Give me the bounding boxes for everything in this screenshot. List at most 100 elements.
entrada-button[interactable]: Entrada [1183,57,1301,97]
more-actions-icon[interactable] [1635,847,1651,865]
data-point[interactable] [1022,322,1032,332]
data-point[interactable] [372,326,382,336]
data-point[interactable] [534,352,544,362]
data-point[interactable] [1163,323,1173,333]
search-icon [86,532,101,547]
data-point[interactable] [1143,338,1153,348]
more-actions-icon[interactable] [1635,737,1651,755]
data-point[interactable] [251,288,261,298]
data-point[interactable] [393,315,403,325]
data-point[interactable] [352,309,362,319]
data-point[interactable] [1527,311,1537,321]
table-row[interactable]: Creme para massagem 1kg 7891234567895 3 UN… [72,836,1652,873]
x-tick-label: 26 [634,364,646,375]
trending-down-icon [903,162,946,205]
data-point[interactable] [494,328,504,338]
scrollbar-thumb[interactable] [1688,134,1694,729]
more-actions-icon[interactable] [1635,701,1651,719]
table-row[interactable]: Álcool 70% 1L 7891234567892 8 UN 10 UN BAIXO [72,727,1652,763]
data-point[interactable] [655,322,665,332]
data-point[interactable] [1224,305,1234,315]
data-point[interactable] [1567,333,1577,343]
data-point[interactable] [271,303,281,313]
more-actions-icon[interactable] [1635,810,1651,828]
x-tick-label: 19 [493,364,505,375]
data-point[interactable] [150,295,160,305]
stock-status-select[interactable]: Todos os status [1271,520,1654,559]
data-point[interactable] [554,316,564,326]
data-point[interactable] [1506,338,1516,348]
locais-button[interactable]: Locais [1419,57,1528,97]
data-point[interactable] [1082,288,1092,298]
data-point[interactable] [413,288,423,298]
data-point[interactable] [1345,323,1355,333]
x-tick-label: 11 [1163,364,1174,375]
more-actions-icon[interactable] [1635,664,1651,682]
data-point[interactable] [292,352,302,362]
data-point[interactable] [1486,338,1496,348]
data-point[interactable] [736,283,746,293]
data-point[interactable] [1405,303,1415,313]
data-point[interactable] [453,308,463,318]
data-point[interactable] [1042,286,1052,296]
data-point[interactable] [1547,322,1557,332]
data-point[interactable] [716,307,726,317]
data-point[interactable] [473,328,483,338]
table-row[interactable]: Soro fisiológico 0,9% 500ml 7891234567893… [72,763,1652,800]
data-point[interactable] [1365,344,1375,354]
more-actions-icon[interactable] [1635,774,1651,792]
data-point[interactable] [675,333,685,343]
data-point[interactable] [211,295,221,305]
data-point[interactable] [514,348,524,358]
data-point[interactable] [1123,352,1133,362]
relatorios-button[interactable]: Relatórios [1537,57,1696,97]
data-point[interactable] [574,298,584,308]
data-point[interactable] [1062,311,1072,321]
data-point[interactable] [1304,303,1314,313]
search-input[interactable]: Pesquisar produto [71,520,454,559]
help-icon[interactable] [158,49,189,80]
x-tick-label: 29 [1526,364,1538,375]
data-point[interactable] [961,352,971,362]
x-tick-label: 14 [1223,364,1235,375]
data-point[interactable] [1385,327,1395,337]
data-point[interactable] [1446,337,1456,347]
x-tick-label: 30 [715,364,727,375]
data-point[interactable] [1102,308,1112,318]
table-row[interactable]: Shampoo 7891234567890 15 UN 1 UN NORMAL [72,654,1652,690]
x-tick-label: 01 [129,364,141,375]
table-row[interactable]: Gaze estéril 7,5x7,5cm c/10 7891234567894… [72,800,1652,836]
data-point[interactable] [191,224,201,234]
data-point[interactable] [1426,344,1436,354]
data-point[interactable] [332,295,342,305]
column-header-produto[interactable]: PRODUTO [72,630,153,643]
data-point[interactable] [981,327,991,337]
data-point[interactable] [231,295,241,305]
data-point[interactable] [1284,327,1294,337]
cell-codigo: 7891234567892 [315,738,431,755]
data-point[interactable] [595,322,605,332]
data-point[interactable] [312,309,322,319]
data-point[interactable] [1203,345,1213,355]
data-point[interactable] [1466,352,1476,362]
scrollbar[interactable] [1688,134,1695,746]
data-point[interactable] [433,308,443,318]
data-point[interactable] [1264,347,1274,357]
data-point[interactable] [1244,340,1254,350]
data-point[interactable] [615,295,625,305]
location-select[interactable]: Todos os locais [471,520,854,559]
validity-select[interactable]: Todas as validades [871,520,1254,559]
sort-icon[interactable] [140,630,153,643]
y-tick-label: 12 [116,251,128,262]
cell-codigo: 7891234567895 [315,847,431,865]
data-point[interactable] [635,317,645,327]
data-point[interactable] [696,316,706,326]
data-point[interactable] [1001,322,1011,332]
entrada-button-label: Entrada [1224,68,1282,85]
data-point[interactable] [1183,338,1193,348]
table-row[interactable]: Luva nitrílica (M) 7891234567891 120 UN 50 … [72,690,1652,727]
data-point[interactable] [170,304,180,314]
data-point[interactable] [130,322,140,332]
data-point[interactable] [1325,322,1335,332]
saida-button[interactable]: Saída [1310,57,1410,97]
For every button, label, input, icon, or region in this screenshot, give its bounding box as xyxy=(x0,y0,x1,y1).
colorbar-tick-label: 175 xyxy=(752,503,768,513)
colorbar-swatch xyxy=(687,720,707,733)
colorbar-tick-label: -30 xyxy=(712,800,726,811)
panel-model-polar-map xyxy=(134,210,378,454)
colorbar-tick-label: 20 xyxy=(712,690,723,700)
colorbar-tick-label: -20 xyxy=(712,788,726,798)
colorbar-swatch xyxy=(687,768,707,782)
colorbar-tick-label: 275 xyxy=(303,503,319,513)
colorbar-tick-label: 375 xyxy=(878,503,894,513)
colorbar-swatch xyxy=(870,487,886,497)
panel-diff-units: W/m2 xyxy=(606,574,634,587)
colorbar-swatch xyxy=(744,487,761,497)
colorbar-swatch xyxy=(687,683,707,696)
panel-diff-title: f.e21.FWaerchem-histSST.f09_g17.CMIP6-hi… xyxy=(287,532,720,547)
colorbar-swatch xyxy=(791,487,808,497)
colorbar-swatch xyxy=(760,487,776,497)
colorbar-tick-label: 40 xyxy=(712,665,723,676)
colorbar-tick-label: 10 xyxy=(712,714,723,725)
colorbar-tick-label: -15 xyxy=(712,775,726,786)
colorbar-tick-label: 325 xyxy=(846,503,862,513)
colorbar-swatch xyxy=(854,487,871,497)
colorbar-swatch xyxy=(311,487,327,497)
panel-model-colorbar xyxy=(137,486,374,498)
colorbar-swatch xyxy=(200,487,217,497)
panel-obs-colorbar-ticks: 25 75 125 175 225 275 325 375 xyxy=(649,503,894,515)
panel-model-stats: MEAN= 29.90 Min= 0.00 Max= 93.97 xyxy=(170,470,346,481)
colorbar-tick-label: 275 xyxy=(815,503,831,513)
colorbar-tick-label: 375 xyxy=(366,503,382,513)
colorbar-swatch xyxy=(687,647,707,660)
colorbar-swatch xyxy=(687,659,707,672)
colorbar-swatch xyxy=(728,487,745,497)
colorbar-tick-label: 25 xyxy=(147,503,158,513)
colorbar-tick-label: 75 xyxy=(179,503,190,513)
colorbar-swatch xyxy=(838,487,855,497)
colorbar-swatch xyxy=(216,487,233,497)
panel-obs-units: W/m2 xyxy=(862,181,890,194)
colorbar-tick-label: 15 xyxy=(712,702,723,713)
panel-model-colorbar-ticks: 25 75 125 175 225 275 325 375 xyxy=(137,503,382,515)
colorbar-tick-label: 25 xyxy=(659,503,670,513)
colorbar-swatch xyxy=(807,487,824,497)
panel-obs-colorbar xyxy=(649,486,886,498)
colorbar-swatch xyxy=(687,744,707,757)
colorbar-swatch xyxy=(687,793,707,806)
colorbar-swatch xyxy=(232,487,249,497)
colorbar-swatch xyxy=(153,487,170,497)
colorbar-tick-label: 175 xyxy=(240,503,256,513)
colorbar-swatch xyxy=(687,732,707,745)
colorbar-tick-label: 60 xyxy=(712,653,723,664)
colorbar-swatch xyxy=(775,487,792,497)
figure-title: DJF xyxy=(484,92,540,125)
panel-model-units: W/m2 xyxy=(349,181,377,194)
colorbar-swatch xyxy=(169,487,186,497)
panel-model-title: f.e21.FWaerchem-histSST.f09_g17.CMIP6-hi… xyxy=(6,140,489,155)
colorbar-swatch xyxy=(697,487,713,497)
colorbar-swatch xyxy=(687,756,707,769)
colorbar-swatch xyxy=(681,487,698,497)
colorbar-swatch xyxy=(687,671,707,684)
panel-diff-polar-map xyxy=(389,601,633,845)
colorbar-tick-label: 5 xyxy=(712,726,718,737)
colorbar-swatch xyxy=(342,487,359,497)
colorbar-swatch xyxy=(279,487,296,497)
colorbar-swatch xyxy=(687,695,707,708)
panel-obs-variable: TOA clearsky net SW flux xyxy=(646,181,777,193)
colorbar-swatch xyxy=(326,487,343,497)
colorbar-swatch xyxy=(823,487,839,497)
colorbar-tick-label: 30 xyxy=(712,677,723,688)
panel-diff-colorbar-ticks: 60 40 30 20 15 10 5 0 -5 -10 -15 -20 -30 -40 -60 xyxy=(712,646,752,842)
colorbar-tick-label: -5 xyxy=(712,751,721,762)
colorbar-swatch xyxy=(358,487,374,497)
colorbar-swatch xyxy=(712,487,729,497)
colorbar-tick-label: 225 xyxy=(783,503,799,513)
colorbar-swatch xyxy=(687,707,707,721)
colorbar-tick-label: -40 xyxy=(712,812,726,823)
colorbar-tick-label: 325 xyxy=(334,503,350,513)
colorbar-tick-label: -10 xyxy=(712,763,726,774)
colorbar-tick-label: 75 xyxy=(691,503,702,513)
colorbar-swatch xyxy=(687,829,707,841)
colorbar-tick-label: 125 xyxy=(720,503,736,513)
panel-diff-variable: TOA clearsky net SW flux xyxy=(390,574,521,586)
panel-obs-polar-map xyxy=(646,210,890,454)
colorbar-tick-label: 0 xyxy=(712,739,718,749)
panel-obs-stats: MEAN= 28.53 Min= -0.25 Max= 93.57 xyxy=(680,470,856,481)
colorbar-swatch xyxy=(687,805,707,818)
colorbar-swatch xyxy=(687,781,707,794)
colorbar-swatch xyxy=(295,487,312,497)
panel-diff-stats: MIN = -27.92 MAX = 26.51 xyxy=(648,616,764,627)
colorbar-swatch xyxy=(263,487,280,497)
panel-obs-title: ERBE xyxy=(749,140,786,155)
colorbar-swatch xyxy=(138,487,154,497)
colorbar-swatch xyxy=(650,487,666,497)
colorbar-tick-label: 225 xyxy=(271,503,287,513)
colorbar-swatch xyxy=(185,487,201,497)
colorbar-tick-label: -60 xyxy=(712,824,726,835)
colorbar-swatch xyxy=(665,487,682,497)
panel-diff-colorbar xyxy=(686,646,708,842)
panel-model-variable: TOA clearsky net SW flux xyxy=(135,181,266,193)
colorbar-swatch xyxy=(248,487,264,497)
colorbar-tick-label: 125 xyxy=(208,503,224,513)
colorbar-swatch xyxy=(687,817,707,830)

**DO THIS**
Render the stretch from the start of the data through the line containing "trending-down-icon [903,162,946,205]" as a Markdown table with the columns Row and Data line. Leave out any blank lines.

**IN RESPONSE**
| Row | Data line |
|---|---|
| 1 | Give me the bounding boxes for everything in this screenshot. List at most 100 elements. |
| 2 | entrada-button[interactable]: Entrada [1183,57,1301,97] |
| 3 | more-actions-icon[interactable] [1635,847,1651,865] |
| 4 | data-point[interactable] [1022,322,1032,332] |
| 5 | data-point[interactable] [372,326,382,336] |
| 6 | data-point[interactable] [534,352,544,362] |
| 7 | data-point[interactable] [1163,323,1173,333] |
| 8 | search-icon [86,532,101,547] |
| 9 | data-point[interactable] [1143,338,1153,348] |
| 10 | more-actions-icon[interactable] [1635,737,1651,755] |
| 11 | data-point[interactable] [251,288,261,298] |
| 12 | data-point[interactable] [393,315,403,325] |
| 13 | data-point[interactable] [352,309,362,319] |
| 14 | data-point[interactable] [1527,311,1537,321] |
| 15 | table-row[interactable]: Creme para massagem 1kg 7891234567895 3 UN… [72,836,1652,873] |
| 16 | x-tick-label: 26 [634,364,646,375] |
| 17 | trending-down-icon [903,162,946,205] |